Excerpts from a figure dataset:
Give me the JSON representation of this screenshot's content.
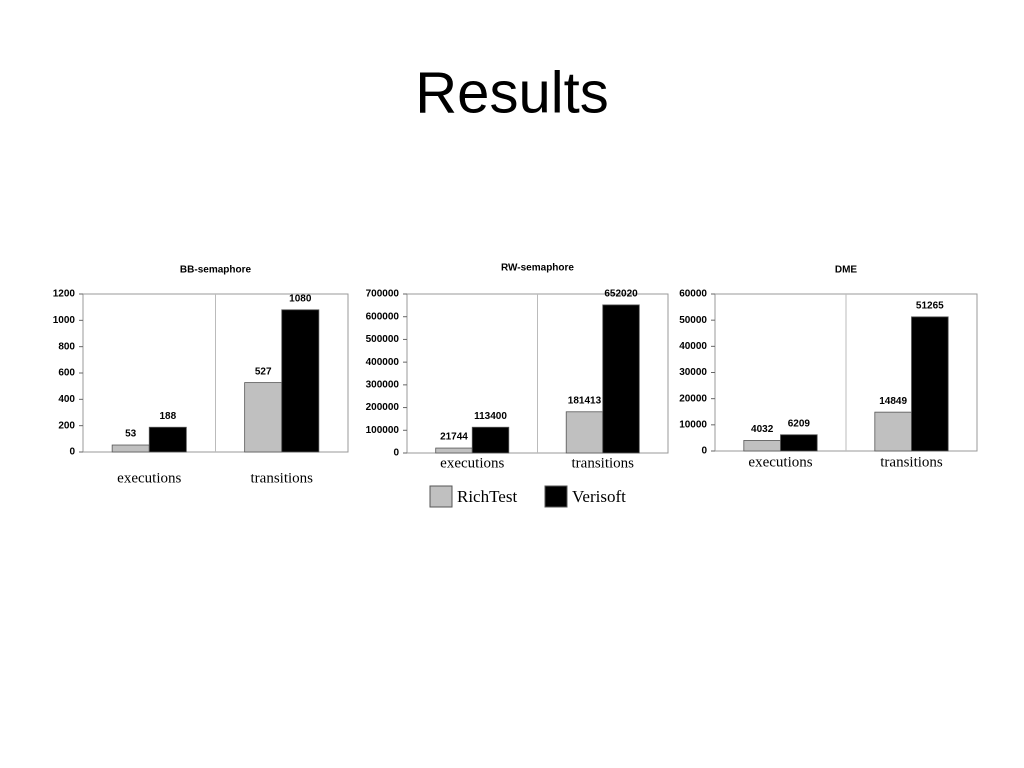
{
  "slide_title": "Results",
  "chart_data": [
    {
      "type": "bar",
      "title": "BB-semaphore",
      "categories": [
        "executions",
        "transitions"
      ],
      "series": [
        {
          "color": "#c0c0c0",
          "values": [
            53,
            527
          ]
        },
        {
          "color": "#000000",
          "values": [
            188,
            1080
          ]
        }
      ],
      "ylim": [
        0,
        1200
      ],
      "yticks": [
        0,
        200,
        400,
        600,
        800,
        1000,
        1200
      ]
    },
    {
      "type": "bar",
      "title": "RW-semaphore",
      "categories": [
        "executions",
        "transitions"
      ],
      "series": [
        {
          "name": "RichTest",
          "color": "#c0c0c0",
          "values": [
            21744,
            181413
          ]
        },
        {
          "name": "Verisoft",
          "color": "#000000",
          "values": [
            113400,
            652020
          ]
        }
      ],
      "ylim": [
        0,
        700000
      ],
      "yticks": [
        0,
        100000,
        200000,
        300000,
        400000,
        500000,
        600000,
        700000
      ],
      "legend": "bottom"
    },
    {
      "type": "bar",
      "title": "DME",
      "categories": [
        "executions",
        "transitions"
      ],
      "series": [
        {
          "color": "#c0c0c0",
          "values": [
            4032,
            14849
          ]
        },
        {
          "color": "#000000",
          "values": [
            6209,
            51265
          ]
        }
      ],
      "ylim": [
        0,
        60000
      ],
      "yticks": [
        0,
        10000,
        20000,
        30000,
        40000,
        50000,
        60000
      ]
    }
  ]
}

→ **THE TASK**: Find the word "semaphore" in the material, then list each line that holds it.

→ **EXERCISE RESULT**:
      "title": "BB-semaphore",
      "title": "RW-semaphore",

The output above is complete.